■ WORK TO BE COMPLETED: What lines of the data hold the string "Crétacé"? Pull each one out.

■ RECORD SET:
..........

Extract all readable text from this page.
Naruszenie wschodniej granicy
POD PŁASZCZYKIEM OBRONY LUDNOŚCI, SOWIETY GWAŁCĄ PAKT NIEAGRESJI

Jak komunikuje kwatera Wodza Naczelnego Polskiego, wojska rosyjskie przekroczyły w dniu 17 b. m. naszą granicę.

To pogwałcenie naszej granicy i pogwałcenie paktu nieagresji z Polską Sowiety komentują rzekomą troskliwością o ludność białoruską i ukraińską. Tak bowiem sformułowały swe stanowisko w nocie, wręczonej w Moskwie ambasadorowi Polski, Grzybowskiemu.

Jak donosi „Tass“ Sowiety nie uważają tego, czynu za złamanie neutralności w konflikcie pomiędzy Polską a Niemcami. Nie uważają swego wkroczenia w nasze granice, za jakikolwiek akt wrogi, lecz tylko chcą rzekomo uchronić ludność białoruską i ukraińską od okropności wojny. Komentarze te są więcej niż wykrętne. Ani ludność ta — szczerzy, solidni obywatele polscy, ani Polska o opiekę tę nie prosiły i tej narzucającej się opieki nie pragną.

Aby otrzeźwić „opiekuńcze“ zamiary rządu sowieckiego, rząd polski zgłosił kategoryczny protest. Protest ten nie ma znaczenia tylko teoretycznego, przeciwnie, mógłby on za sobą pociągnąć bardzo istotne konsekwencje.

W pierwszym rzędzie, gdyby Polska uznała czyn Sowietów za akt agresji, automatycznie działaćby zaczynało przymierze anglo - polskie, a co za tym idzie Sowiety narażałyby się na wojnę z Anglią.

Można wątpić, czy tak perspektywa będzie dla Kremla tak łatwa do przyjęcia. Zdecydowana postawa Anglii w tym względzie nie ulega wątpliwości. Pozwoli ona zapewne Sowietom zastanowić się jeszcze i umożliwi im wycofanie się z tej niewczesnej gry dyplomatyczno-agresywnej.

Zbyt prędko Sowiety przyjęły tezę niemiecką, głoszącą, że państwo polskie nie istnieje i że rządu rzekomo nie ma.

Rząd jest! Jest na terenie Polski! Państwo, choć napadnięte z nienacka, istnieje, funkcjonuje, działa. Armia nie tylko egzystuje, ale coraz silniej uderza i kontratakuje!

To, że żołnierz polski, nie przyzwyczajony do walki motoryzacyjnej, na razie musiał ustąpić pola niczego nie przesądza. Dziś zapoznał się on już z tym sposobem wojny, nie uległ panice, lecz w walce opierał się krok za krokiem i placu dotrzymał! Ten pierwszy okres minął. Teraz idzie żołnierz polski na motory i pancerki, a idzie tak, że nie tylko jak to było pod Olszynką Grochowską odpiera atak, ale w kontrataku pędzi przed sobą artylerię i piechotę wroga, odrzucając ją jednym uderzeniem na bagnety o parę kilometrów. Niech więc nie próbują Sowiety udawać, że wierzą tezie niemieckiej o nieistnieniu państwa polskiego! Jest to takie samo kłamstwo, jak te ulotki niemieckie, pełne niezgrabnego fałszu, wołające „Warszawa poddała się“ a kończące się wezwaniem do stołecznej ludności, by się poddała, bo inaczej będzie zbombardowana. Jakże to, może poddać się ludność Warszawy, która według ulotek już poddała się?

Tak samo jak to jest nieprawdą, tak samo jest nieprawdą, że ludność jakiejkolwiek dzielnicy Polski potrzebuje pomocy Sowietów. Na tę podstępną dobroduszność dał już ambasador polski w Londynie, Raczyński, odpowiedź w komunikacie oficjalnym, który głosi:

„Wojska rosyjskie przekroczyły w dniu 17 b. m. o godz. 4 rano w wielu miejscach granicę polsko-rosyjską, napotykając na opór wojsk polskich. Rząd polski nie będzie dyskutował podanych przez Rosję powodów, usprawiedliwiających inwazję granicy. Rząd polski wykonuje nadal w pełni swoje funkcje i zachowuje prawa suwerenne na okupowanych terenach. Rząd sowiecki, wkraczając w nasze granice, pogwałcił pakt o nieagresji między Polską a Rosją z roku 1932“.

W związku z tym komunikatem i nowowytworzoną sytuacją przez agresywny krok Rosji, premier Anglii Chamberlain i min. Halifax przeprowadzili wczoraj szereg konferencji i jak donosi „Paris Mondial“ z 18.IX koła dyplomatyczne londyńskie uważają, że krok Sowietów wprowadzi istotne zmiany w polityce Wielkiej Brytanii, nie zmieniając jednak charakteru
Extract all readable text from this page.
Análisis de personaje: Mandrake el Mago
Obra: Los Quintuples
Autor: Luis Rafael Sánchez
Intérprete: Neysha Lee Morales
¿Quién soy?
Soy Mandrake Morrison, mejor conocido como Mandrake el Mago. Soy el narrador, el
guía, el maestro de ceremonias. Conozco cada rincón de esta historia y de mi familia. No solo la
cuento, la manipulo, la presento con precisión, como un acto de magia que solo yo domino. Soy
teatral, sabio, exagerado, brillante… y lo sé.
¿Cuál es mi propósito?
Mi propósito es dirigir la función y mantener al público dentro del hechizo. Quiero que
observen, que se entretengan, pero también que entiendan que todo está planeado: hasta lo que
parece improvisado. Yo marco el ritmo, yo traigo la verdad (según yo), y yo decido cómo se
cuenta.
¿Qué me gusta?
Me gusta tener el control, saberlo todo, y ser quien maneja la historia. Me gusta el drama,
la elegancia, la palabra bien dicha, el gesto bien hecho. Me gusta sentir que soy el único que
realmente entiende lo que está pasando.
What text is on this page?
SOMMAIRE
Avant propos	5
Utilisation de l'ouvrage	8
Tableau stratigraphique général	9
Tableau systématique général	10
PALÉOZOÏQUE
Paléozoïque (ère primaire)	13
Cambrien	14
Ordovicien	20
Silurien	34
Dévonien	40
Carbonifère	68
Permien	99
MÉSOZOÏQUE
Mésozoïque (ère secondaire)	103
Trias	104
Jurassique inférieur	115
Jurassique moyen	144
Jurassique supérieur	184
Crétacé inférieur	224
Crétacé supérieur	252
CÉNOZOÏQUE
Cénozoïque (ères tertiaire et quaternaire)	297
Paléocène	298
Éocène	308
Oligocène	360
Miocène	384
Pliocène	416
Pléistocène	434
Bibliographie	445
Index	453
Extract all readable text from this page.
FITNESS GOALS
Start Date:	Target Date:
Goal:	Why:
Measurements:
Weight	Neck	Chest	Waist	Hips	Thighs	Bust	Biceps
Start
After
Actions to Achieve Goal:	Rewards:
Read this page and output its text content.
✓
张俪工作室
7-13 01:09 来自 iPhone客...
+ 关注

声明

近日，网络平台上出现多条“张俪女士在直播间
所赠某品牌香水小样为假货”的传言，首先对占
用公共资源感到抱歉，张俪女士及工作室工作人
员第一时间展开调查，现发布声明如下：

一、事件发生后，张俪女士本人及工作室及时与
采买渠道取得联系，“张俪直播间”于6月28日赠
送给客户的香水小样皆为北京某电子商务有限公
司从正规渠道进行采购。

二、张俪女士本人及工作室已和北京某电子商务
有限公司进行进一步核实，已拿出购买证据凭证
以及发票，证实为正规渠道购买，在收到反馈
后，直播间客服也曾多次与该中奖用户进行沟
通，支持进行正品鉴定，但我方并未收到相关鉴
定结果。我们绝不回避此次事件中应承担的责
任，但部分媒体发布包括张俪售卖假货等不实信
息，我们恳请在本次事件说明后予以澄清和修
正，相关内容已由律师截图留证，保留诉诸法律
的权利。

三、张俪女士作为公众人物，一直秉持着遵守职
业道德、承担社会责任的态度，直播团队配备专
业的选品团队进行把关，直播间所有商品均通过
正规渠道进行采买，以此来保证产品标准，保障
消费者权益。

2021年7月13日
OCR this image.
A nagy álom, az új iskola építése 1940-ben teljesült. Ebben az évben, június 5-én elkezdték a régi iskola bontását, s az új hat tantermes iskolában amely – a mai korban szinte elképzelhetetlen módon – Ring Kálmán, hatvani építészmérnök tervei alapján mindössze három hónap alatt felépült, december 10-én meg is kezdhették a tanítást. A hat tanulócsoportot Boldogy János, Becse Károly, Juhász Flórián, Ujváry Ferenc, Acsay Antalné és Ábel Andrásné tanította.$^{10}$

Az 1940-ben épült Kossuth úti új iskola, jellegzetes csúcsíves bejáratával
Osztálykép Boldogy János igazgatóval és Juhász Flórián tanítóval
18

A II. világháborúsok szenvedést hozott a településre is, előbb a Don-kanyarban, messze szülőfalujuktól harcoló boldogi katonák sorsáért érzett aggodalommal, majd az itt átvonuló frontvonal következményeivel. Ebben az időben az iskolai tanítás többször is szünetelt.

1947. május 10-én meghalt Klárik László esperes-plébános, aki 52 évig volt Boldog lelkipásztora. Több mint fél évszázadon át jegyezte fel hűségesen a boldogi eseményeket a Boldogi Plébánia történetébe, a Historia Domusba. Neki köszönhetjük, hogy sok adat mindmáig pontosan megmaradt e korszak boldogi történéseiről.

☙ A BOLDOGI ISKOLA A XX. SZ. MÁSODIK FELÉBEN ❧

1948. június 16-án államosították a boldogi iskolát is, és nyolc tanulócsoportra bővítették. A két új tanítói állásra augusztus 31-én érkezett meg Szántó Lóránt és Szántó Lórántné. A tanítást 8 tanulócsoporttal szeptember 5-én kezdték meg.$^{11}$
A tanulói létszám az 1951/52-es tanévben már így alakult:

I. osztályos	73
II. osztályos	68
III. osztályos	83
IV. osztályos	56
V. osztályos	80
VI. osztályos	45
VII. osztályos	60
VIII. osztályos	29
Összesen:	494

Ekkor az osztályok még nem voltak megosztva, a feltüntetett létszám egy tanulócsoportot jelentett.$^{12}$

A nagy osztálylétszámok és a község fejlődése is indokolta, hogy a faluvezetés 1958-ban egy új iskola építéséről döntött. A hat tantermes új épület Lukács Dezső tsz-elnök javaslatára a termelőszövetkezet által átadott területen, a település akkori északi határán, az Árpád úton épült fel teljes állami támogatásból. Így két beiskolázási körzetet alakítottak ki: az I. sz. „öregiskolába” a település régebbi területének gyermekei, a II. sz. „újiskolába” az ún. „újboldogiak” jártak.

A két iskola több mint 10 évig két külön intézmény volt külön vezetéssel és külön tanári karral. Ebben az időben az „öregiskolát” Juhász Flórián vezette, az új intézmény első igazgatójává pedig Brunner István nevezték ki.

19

..........

■ IN RESPONSE:
Crétacé inférieur	224
Crétacé supérieur	252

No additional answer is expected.